→ Written problem: Exclude the pictures and retype the entries as written.
◇ ◇ ◇ ◇
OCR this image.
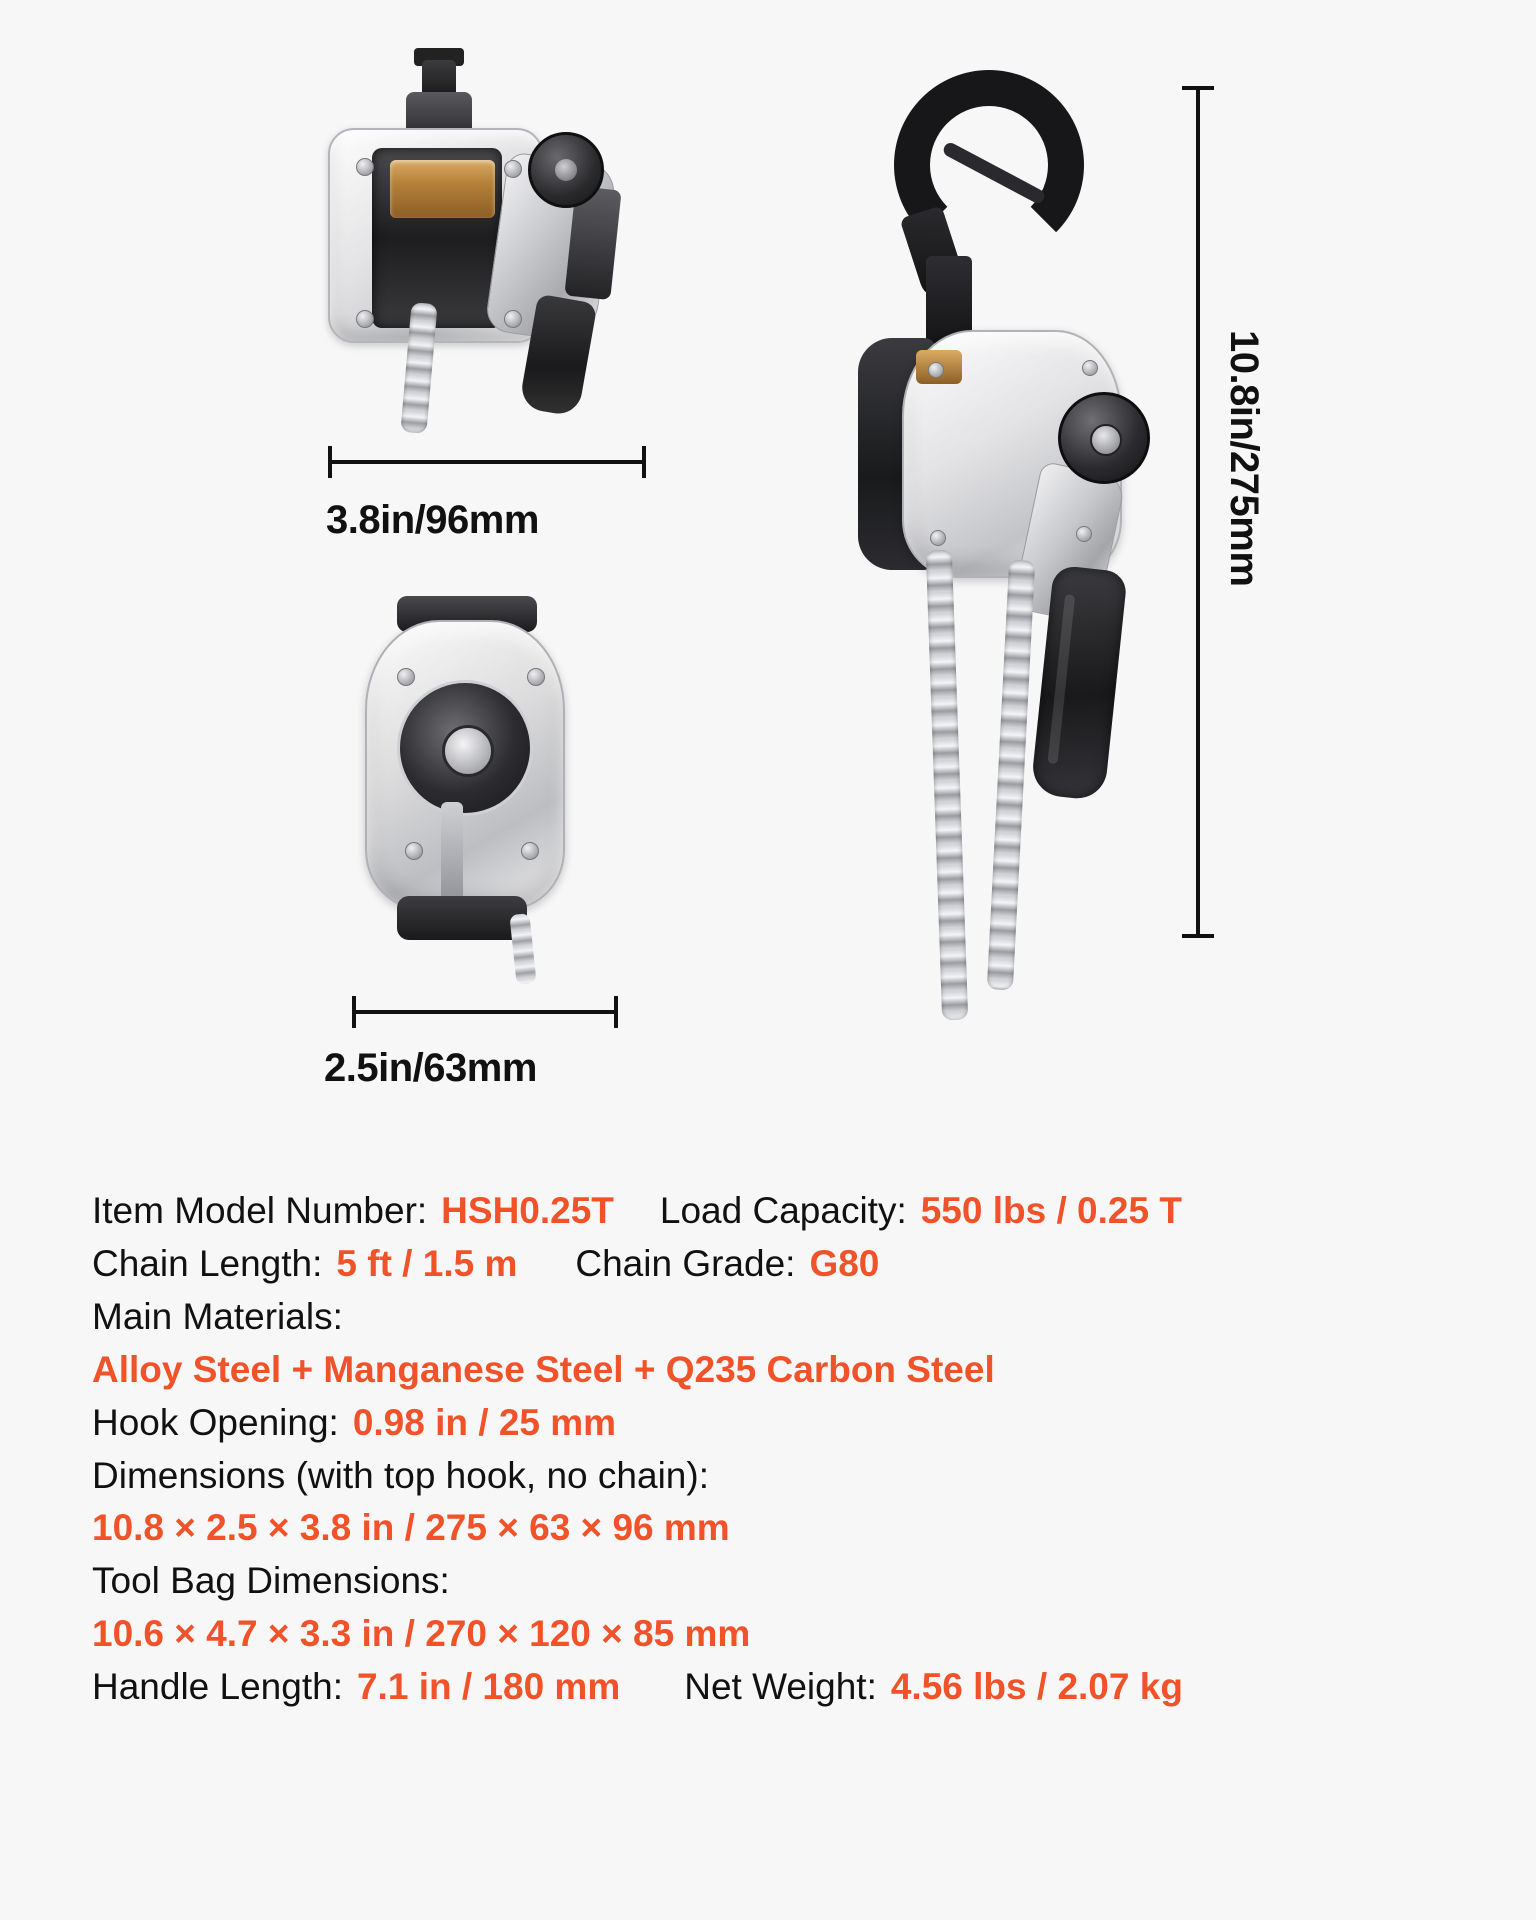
3.8in/96mm
2.5in/63mm
10.8in/275mm
Item Model Number: HSH0.25T Load Capacity: 550 lbs / 0.25 T
Chain Length: 5 ft / 1.5 m Chain Grade: G80
Main Materials:
Alloy Steel + Manganese Steel + Q235 Carbon Steel
Hook Opening: 0.98 in / 25 mm
Dimensions (with top hook, no chain):
10.8 × 2.5 × 3.8 in / 275 × 63 × 96 mm
Tool Bag Dimensions:
10.6 × 4.7 × 3.3 in / 270 × 120 × 85 mm
Handle Length: 7.1 in / 180 mm Net Weight: 4.56 lbs / 2.07 kg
◇ ◇ ◇ ◇
→ Answer in full:
OCR this image.
3.8in/96mm
2.5in/63mm
10.8in/275mm
Item Model Number: HSH0.25T Load Capacity: 550 lbs / 0.25 T
Chain Length: 5 ft / 1.5 m Chain Grade: G80
Main Materials:
Alloy Steel + Manganese Steel + Q235 Carbon Steel
Hook Opening: 0.98 in / 25 mm
Dimensions (with top hook, no chain):
10.8 × 2.5 × 3.8 in / 275 × 63 × 96 mm
Tool Bag Dimensions:
10.6 × 4.7 × 3.3 in / 270 × 120 × 85 mm
Handle Length: 7.1 in / 180 mm Net Weight: 4.56 lbs / 2.07 kg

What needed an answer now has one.